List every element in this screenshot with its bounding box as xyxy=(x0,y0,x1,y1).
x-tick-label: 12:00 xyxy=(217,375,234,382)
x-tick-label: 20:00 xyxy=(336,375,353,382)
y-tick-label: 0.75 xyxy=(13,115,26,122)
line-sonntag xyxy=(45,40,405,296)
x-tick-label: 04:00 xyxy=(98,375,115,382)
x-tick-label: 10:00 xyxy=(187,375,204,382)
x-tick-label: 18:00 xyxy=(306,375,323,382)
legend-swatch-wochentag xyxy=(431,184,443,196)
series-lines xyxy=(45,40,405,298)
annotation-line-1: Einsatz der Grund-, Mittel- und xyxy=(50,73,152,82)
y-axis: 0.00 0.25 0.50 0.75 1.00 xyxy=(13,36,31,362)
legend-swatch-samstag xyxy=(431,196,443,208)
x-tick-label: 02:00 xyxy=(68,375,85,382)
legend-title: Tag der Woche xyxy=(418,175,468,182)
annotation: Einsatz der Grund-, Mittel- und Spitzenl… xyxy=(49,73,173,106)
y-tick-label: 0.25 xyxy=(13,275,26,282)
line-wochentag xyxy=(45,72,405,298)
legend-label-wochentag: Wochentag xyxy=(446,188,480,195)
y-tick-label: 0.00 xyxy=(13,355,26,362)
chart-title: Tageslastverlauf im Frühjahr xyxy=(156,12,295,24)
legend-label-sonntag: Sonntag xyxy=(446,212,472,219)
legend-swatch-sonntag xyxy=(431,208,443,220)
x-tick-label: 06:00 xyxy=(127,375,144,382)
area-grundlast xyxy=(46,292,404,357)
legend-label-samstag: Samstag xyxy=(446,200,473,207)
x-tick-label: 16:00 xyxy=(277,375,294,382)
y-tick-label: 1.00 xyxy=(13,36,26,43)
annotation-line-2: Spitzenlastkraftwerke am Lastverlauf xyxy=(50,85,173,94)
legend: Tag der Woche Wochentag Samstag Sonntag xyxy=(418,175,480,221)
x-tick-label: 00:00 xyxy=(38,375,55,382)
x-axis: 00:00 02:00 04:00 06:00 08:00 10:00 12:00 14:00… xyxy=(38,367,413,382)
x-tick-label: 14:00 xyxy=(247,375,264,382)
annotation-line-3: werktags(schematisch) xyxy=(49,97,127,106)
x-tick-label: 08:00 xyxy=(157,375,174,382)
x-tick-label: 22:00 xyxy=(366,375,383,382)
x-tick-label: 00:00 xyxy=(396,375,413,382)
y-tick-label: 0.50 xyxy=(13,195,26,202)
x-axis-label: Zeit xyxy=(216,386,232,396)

══════════

§ EXERCISE PROMPT
Please render every line of the records above as a Markdown table with two columns, "Number" for the row number and "Text" for the line, leaving out any blank lines.

§ PROBLEM SOLUTION
| Number | Text |
|---|---|
| 1 | List every element in this screenshot with its bounding box as xyxy=(x0,y0,x1,y1). |
| 2 | x-tick-label: 12:00 xyxy=(217,375,234,382) |
| 3 | x-tick-label: 20:00 xyxy=(336,375,353,382) |
| 4 | y-tick-label: 0.75 xyxy=(13,115,26,122) |
| 5 | line-sonntag xyxy=(45,40,405,296) |
| 6 | x-tick-label: 04:00 xyxy=(98,375,115,382) |
| 7 | x-tick-label: 10:00 xyxy=(187,375,204,382) |
| 8 | x-tick-label: 18:00 xyxy=(306,375,323,382) |
| 9 | legend-swatch-wochentag xyxy=(431,184,443,196) |
| 10 | series-lines xyxy=(45,40,405,298) |
| 11 | annotation-line-1: Einsatz der Grund-, Mittel- und xyxy=(50,73,152,82) |
| 12 | y-axis: 0.00 0.25 0.50 0.75 1.00 xyxy=(13,36,31,362) |
| 13 | legend-swatch-samstag xyxy=(431,196,443,208) |
| 14 | x-tick-label: 02:00 xyxy=(68,375,85,382) |
| 15 | legend-title: Tag der Woche xyxy=(418,175,468,182) |
| 16 | annotation: Einsatz der Grund-, Mittel- und Spitzenl… xyxy=(49,73,173,106) |
| 17 | y-tick-label: 0.25 xyxy=(13,275,26,282) |
| 18 | line-wochentag xyxy=(45,72,405,298) |
| 19 | legend-label-wochentag: Wochentag xyxy=(446,188,480,195) |
| 20 | y-tick-label: 0.00 xyxy=(13,355,26,362) |
| 21 | chart-title: Tageslastverlauf im Frühjahr xyxy=(156,12,295,24) |
| 22 | legend-label-sonntag: Sonntag xyxy=(446,212,472,219) |
| 23 | legend-swatch-sonntag xyxy=(431,208,443,220) |
| 24 | x-tick-label: 06:00 xyxy=(127,375,144,382) |
| 25 | area-grundlast xyxy=(46,292,404,357) |
| 26 | legend-label-samstag: Samstag xyxy=(446,200,473,207) |
| 27 | x-tick-label: 16:00 xyxy=(277,375,294,382) |
| 28 | y-tick-label: 1.00 xyxy=(13,36,26,43) |
| 29 | annotation-line-2: Spitzenlastkraftwerke am Lastverlauf xyxy=(50,85,173,94) |
| 30 | legend: Tag der Woche Wochentag Samstag Sonntag xyxy=(418,175,480,221) |
| 31 | x-tick-label: 00:00 xyxy=(38,375,55,382) |
| 32 | x-axis: 00:00 02:00 04:00 06:00 08:00 10:00 12:00 14:00… xyxy=(38,367,413,382) |
| 33 | x-tick-label: 14:00 xyxy=(247,375,264,382) |
| 34 | annotation-line-3: werktags(schematisch) xyxy=(49,97,127,106) |
| 35 | x-tick-label: 08:00 xyxy=(157,375,174,382) |
| 36 | x-tick-label: 22:00 xyxy=(366,375,383,382) |
| 37 | x-tick-label: 00:00 xyxy=(396,375,413,382) |
| 38 | y-tick-label: 0.50 xyxy=(13,195,26,202) |
| 39 | x-axis-label: Zeit xyxy=(216,386,232,396) |